» **What is asked**: Say how many lines contain the word "question" and give no other text.

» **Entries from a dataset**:
______
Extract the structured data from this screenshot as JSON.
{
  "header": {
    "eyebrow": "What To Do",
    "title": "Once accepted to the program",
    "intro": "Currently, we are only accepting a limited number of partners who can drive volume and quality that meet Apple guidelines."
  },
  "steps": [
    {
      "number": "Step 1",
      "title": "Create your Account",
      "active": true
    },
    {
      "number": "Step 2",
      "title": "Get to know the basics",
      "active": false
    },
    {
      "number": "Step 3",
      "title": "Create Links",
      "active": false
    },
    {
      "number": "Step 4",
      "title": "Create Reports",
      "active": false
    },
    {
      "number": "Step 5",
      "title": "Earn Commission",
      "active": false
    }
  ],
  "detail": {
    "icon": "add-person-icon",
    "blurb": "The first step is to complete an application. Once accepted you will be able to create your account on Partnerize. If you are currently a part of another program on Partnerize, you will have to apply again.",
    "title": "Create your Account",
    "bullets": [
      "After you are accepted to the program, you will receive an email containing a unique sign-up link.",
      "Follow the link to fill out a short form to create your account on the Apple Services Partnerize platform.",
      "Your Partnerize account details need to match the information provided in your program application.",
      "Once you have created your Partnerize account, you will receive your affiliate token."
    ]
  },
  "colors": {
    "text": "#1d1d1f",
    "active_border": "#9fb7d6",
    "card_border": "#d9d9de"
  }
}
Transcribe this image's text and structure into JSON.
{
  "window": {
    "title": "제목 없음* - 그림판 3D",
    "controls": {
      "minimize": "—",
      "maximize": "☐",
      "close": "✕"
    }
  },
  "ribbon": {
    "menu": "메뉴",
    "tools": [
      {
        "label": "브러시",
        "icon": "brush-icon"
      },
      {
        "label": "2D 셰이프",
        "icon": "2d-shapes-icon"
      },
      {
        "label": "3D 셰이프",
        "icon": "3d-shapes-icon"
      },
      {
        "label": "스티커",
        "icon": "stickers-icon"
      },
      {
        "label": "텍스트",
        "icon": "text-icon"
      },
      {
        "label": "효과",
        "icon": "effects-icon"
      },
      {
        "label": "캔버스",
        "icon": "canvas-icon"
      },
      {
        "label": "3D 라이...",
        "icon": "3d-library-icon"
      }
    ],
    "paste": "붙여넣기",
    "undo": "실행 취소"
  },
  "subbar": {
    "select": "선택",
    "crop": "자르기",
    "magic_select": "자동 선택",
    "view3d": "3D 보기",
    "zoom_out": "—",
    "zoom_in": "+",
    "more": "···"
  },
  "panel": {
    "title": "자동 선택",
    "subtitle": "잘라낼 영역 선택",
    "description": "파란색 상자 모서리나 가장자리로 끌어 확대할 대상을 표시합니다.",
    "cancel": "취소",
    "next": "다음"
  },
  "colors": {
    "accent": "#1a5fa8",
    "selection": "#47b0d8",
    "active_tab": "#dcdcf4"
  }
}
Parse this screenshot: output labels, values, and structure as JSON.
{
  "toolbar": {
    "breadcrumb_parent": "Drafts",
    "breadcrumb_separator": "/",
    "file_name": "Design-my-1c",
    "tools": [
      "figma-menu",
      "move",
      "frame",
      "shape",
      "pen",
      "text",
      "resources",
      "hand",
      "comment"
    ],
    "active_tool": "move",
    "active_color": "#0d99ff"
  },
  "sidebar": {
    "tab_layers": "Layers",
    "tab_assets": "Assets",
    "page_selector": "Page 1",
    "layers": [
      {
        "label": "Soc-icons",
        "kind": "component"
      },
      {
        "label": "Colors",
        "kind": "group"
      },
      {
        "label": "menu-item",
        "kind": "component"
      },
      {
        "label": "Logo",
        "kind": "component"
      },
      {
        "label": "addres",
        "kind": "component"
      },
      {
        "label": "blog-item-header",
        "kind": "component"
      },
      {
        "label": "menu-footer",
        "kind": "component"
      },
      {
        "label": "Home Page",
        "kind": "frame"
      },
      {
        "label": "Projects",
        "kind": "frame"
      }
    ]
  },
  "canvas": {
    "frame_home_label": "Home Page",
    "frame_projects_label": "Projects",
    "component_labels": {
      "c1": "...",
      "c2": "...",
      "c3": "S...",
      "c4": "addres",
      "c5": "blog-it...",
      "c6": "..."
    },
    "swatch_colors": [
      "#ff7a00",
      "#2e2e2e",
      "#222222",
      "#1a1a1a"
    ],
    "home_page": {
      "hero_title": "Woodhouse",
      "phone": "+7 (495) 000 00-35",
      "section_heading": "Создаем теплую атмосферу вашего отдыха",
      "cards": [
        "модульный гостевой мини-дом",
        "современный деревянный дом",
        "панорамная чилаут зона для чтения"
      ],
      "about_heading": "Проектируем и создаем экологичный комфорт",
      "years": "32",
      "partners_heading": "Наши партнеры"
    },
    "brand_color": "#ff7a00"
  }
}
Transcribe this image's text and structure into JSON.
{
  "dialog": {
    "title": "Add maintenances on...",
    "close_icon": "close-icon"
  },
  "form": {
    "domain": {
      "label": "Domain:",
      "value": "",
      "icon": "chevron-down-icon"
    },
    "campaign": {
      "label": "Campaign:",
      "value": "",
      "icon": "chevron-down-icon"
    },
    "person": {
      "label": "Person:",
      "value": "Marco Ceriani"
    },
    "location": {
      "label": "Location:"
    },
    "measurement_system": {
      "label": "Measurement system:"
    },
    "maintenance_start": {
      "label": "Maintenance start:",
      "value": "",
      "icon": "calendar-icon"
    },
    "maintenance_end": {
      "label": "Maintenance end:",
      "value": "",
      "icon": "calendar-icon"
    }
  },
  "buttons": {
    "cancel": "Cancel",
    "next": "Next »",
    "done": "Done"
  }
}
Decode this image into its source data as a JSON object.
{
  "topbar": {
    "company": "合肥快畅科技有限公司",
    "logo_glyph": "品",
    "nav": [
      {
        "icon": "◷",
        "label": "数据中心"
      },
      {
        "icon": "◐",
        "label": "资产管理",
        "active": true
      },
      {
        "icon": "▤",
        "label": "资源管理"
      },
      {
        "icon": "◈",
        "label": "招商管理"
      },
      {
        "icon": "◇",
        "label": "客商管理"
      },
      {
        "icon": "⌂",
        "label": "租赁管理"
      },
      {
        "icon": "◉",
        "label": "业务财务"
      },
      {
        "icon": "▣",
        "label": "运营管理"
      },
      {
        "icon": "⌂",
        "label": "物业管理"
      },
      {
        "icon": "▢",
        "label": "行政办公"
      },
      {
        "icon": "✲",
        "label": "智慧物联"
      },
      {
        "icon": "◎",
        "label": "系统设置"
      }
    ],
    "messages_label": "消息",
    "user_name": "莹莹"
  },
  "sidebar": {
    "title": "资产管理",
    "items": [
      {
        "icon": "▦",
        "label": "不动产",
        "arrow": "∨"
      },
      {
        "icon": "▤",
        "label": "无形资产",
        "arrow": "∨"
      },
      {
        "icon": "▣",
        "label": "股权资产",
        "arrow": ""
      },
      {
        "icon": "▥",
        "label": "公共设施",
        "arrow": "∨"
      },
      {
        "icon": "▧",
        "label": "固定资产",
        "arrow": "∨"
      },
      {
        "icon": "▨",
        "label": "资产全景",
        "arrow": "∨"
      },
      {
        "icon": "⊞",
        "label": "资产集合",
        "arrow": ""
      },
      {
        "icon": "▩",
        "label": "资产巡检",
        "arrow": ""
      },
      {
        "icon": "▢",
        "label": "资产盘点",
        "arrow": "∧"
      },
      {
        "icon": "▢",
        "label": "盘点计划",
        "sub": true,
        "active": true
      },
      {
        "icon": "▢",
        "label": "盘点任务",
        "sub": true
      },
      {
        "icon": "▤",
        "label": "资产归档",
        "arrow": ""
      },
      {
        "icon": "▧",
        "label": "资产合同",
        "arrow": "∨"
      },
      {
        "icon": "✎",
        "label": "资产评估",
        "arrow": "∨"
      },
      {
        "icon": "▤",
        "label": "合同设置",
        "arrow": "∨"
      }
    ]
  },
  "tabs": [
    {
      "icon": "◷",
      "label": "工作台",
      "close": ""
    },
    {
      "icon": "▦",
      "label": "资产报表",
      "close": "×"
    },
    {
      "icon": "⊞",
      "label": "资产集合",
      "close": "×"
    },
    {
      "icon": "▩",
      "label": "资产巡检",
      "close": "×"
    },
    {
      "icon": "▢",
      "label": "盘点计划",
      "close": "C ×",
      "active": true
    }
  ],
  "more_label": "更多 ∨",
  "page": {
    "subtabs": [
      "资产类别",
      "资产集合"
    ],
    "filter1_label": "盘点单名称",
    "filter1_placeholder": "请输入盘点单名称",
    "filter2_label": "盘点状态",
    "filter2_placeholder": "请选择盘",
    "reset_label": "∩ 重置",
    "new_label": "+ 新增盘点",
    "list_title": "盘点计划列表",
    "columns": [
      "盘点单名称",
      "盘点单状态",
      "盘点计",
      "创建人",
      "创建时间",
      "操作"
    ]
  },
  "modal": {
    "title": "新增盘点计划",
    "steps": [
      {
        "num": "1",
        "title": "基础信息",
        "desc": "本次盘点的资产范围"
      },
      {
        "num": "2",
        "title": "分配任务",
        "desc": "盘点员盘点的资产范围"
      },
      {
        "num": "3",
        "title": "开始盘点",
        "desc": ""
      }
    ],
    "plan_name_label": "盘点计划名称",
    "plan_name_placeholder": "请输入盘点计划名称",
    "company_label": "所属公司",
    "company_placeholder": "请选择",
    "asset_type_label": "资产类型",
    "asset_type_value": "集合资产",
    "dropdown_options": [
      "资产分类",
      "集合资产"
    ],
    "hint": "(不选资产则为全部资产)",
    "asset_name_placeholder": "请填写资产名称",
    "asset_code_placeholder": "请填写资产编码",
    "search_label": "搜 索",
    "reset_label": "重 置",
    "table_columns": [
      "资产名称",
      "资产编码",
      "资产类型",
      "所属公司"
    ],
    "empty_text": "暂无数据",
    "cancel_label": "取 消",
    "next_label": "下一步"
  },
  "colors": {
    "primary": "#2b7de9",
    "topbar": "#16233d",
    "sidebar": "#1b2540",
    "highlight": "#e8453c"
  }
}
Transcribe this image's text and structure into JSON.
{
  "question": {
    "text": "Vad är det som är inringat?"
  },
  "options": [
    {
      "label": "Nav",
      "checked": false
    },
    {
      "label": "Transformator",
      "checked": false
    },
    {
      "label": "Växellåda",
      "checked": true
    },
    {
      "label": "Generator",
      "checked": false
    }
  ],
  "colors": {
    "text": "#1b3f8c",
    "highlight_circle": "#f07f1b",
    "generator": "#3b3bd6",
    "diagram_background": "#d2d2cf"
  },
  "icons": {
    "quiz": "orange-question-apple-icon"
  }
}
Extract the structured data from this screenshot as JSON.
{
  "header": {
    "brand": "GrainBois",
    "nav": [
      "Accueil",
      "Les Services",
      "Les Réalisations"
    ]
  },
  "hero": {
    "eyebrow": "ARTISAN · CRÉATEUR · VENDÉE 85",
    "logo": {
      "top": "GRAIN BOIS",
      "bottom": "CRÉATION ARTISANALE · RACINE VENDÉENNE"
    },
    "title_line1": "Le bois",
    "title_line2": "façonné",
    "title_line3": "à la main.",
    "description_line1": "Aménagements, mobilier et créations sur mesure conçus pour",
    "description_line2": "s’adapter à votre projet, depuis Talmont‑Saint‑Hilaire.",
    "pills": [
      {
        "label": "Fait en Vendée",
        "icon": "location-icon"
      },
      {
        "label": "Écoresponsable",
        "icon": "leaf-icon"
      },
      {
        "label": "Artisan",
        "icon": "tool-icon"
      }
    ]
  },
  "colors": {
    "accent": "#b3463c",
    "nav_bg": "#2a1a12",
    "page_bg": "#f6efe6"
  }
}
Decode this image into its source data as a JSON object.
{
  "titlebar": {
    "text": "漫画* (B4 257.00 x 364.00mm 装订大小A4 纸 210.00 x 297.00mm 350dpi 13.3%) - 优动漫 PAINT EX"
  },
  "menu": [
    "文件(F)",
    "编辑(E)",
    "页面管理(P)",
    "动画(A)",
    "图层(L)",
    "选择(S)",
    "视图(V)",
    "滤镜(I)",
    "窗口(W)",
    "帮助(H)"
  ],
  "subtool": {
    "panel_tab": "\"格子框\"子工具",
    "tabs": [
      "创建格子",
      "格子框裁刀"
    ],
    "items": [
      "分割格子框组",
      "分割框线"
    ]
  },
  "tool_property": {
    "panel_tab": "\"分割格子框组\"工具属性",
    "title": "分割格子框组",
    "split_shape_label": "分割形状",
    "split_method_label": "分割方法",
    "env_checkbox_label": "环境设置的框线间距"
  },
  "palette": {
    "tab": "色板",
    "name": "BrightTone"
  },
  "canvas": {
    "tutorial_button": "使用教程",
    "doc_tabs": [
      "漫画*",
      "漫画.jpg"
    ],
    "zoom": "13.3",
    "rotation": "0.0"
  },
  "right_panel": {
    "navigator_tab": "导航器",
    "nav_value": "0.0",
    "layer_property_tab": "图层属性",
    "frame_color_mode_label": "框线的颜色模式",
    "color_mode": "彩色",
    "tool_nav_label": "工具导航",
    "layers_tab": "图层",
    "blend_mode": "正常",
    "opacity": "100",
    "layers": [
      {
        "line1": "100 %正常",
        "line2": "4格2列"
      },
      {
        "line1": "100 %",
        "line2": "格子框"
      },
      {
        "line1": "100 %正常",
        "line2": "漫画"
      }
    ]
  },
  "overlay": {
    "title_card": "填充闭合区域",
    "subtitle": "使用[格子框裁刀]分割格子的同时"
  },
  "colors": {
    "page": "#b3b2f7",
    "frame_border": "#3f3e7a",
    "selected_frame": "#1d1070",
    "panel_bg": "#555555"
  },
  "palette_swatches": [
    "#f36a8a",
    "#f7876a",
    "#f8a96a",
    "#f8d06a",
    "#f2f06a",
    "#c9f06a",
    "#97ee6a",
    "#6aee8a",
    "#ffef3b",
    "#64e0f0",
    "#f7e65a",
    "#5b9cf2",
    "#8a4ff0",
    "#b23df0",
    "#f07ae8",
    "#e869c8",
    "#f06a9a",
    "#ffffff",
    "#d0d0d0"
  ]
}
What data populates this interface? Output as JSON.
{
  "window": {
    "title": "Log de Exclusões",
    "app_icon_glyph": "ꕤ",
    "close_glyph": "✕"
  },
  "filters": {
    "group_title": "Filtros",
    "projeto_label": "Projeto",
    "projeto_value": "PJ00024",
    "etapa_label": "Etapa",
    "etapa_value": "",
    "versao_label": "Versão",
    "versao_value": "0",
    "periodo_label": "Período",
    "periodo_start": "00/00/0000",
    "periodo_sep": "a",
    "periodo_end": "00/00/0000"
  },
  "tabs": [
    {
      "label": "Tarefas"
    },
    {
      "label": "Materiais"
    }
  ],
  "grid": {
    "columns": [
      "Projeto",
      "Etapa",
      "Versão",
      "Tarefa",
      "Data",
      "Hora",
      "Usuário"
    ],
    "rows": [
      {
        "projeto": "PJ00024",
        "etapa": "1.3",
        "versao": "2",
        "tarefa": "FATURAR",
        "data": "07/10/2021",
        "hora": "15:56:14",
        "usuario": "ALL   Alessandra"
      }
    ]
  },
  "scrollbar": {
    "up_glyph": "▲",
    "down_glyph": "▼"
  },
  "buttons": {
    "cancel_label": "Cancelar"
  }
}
______
» **Answer to the exercise**: 2